**CHALLENGE:**
Would you quote the material below in full and unchanged?

**RECORDS TO USE:**
• • •
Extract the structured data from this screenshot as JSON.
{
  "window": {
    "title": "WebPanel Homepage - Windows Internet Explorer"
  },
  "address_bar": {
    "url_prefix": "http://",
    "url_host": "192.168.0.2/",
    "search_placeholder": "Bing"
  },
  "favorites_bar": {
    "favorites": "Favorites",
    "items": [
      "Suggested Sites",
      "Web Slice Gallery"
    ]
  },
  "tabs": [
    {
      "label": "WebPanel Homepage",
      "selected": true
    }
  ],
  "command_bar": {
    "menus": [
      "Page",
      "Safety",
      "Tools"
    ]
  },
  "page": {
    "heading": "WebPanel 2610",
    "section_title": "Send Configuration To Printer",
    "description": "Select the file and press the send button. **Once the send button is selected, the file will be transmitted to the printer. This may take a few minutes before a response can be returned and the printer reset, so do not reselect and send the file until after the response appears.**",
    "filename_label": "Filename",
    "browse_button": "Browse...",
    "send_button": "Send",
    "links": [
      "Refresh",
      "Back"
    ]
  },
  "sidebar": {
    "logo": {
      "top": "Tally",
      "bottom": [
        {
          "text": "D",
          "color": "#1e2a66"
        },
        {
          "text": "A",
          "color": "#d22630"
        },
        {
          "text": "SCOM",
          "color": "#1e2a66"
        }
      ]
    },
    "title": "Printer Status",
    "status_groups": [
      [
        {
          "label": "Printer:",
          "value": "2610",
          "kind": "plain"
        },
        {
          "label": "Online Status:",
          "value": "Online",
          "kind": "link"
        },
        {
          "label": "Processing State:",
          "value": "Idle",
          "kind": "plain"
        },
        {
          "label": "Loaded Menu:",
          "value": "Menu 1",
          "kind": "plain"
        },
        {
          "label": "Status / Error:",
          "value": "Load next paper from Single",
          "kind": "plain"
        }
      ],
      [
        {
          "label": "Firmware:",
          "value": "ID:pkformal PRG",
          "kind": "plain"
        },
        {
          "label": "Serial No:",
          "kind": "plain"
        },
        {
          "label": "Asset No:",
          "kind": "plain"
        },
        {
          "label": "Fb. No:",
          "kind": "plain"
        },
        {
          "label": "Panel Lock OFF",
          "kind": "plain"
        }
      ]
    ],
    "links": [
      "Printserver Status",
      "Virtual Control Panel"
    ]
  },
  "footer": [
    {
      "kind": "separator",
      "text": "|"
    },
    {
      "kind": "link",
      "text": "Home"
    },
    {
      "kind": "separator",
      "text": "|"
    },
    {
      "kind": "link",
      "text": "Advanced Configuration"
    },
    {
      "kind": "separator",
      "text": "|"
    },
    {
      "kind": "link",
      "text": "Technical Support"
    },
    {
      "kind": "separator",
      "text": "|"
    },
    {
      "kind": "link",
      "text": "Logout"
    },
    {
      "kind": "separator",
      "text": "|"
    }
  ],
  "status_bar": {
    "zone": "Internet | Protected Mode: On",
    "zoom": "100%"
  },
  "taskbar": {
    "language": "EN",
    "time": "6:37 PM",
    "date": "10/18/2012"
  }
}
• • •
**FULL RESPONSE:**
Extract the structured data from this screenshot as JSON.
{
  "window": {
    "title": "WebPanel Homepage - Windows Internet Explorer"
  },
  "address_bar": {
    "url_prefix": "http://",
    "url_host": "192.168.0.2/",
    "search_placeholder": "Bing"
  },
  "favorites_bar": {
    "favorites": "Favorites",
    "items": [
      "Suggested Sites",
      "Web Slice Gallery"
    ]
  },
  "tabs": [
    {
      "label": "WebPanel Homepage",
      "selected": true
    }
  ],
  "command_bar": {
    "menus": [
      "Page",
      "Safety",
      "Tools"
    ]
  },
  "page": {
    "heading": "WebPanel 2610",
    "section_title": "Send Configuration To Printer",
    "description": "Select the file and press the send button. **Once the send button is selected, the file will be transmitted to the printer. This may take a few minutes before a response can be returned and the printer reset, so do not reselect and send the file until after the response appears.**",
    "filename_label": "Filename",
    "browse_button": "Browse...",
    "send_button": "Send",
    "links": [
      "Refresh",
      "Back"
    ]
  },
  "sidebar": {
    "logo": {
      "top": "Tally",
      "bottom": [
        {
          "text": "D",
          "color": "#1e2a66"
        },
        {
          "text": "A",
          "color": "#d22630"
        },
        {
          "text": "SCOM",
          "color": "#1e2a66"
        }
      ]
    },
    "title": "Printer Status",
    "status_groups": [
      [
        {
          "label": "Printer:",
          "value": "2610",
          "kind": "plain"
        },
        {
          "label": "Online Status:",
          "value": "Online",
          "kind": "link"
        },
        {
          "label": "Processing State:",
          "value": "Idle",
          "kind": "plain"
        },
        {
          "label": "Loaded Menu:",
          "value": "Menu 1",
          "kind": "plain"
        },
        {
          "label": "Status / Error:",
          "value": "Load next paper from Single",
          "kind": "plain"
        }
      ],
      [
        {
          "label": "Firmware:",
          "value": "ID:pkformal PRG",
          "kind": "plain"
        },
        {
          "label": "Serial No:",
          "kind": "plain"
        },
        {
          "label": "Asset No:",
          "kind": "plain"
        },
        {
          "label": "Fb. No:",
          "kind": "plain"
        },
        {
          "label": "Panel Lock OFF",
          "kind": "plain"
        }
      ]
    ],
    "links": [
      "Printserver Status",
      "Virtual Control Panel"
    ]
  },
  "footer": [
    {
      "kind": "separator",
      "text": "|"
    },
    {
      "kind": "link",
      "text": "Home"
    },
    {
      "kind": "separator",
      "text": "|"
    },
    {
      "kind": "link",
      "text": "Advanced Configuration"
    },
    {
      "kind": "separator",
      "text": "|"
    },
    {
      "kind": "link",
      "text": "Technical Support"
    },
    {
      "kind": "separator",
      "text": "|"
    },
    {
      "kind": "link",
      "text": "Logout"
    },
    {
      "kind": "separator",
      "text": "|"
    }
  ],
  "status_bar": {
    "zone": "Internet | Protected Mode: On",
    "zoom": "100%"
  },
  "taskbar": {
    "language": "EN",
    "time": "6:37 PM",
    "date": "10/18/2012"
  }
}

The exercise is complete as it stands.